#### TEXT EXCERPT
[Start of section]

Minister of State, Government of West Bengal
- Incumbent
- Assumed office 1 June 2026
- Governor: R. N. Ravi
- Chief Minister: Suvendu Adhikari
- Departments: Higher Education; Technical Education;
- Cabinet Minister: Jagannath Chattopadhyay

Member of the West Bengal Legislative Assembly
- Incumbent
- Assumed office 9 May 2026
- Preceded by: Soumen Kumar Mahapatra
- Constituency: Tamluk

Personal details
- Born: July 31, 1960 (age 66) Tamluk, Purba Medinipur, West Bengal, India
- Party: Bharatiya Janata Party
- Education: University of Calcutta (MBBS, MD)
- Occupation: Doctor, Politician

= Hare Krishna Bera =

Indian politician in West Bengal

Dr. Hare Krishna Bera (born 31 July 1960) is an Indian politician from West Bengal. He is a member of West Bengal Legislative Assembly from Tamluk Assembly constituency in Purba Medinipur district representing the Bharatiya Janata Party.

[End of section]

#### GIVEN DATA

[Start of section]

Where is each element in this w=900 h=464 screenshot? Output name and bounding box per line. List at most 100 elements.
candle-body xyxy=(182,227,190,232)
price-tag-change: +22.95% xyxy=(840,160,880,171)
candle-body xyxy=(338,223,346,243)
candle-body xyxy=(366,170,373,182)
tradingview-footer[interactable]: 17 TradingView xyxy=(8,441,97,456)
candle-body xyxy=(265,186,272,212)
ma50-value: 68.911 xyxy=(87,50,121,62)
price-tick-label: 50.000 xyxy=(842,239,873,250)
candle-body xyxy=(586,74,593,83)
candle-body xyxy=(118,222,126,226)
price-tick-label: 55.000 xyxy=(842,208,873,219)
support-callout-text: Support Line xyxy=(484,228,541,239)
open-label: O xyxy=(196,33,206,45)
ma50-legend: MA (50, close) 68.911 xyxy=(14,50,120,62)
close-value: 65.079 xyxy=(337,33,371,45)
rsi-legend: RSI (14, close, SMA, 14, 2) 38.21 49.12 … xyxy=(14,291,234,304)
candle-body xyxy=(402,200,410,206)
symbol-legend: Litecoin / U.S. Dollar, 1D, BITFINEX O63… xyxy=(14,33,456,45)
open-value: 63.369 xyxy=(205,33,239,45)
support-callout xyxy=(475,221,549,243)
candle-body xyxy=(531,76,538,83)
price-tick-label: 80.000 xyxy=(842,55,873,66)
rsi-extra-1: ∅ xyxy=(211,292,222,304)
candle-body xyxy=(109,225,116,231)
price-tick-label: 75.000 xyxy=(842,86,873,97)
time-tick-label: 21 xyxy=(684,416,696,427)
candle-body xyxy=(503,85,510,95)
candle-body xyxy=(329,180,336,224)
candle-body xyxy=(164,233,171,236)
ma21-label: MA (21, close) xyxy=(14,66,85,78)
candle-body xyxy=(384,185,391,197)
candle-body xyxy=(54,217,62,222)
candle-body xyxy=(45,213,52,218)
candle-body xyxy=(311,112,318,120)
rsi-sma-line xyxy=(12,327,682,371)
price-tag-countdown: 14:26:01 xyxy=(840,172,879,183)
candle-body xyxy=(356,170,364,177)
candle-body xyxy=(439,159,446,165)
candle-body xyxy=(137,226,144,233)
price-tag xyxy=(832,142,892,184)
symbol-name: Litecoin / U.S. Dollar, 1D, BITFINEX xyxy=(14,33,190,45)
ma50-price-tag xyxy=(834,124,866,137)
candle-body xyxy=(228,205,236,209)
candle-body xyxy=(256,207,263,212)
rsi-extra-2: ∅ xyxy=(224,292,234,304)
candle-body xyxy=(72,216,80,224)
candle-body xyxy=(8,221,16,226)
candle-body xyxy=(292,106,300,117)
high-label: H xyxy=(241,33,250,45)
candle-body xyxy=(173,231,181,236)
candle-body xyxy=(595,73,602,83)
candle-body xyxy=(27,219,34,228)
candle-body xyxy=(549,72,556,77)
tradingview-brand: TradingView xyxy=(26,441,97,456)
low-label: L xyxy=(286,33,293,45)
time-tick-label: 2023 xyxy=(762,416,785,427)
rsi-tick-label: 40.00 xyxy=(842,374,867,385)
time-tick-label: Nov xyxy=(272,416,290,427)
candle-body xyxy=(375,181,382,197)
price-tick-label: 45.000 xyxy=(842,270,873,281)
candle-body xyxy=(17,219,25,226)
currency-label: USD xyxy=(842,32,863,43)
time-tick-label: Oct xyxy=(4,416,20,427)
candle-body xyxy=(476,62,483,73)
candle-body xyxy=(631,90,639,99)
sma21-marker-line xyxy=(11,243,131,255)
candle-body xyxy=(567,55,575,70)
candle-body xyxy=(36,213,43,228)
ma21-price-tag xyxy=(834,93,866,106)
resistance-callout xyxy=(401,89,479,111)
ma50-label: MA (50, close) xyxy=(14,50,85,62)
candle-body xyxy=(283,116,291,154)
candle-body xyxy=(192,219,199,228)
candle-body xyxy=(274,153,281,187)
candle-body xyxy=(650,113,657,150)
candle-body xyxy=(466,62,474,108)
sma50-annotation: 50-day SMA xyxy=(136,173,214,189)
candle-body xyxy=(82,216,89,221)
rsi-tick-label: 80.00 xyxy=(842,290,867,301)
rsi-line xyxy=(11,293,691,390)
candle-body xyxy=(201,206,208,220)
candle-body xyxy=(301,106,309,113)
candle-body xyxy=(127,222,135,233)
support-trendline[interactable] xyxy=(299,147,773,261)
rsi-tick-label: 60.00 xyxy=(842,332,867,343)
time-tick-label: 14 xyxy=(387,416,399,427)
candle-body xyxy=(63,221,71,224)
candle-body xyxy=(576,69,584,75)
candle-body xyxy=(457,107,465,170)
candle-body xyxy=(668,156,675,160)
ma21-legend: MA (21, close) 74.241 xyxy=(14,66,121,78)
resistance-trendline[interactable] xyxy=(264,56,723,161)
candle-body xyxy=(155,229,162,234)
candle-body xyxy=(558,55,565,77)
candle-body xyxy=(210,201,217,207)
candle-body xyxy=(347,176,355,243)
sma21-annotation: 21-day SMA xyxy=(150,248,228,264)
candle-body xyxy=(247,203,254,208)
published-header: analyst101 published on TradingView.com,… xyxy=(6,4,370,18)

[End of section]

#### TASKS TO CARRY OUT
[1] In the profile of Hare Krishna Bera, who preceded him as the member for his assembly constituency?
[2] Carry on the profile of Hare Krishna Bera from its final sentence.
The data has no role in these tasks.

#### RESULTS IN ORDER
[1] Soumen Kumar Mahapatra

[2]
== Early life ==
Bera is from Tamluk, West Bengal. He is the son of the late Kumed Chandra Bera. He completed his MBBS in the year 1985 and his MD (General Medicine) in 1992 from University of Calcutta. His wife is a retired state government employment. He is a physician and declared assets worth ₹7 crore in his affidavit to the Election Commission of India.

== Career ==
Bera won the Tamluk Assembly constituency representing the Bharatiya Janata Party in the 2026 West Bengal Legislative Assembly election. He polled 1,36,566 votes and defeated his nearest rival, Dipendra Narayan Roy of the All India Trinamool Congress, by a margin of 34,729 votes. In the 2021 West Bengal Legislative Assembly election, he lost the Tamluk seat on BJP ticket to Saumen Kumar Mahapatra of the Trinamool Congress.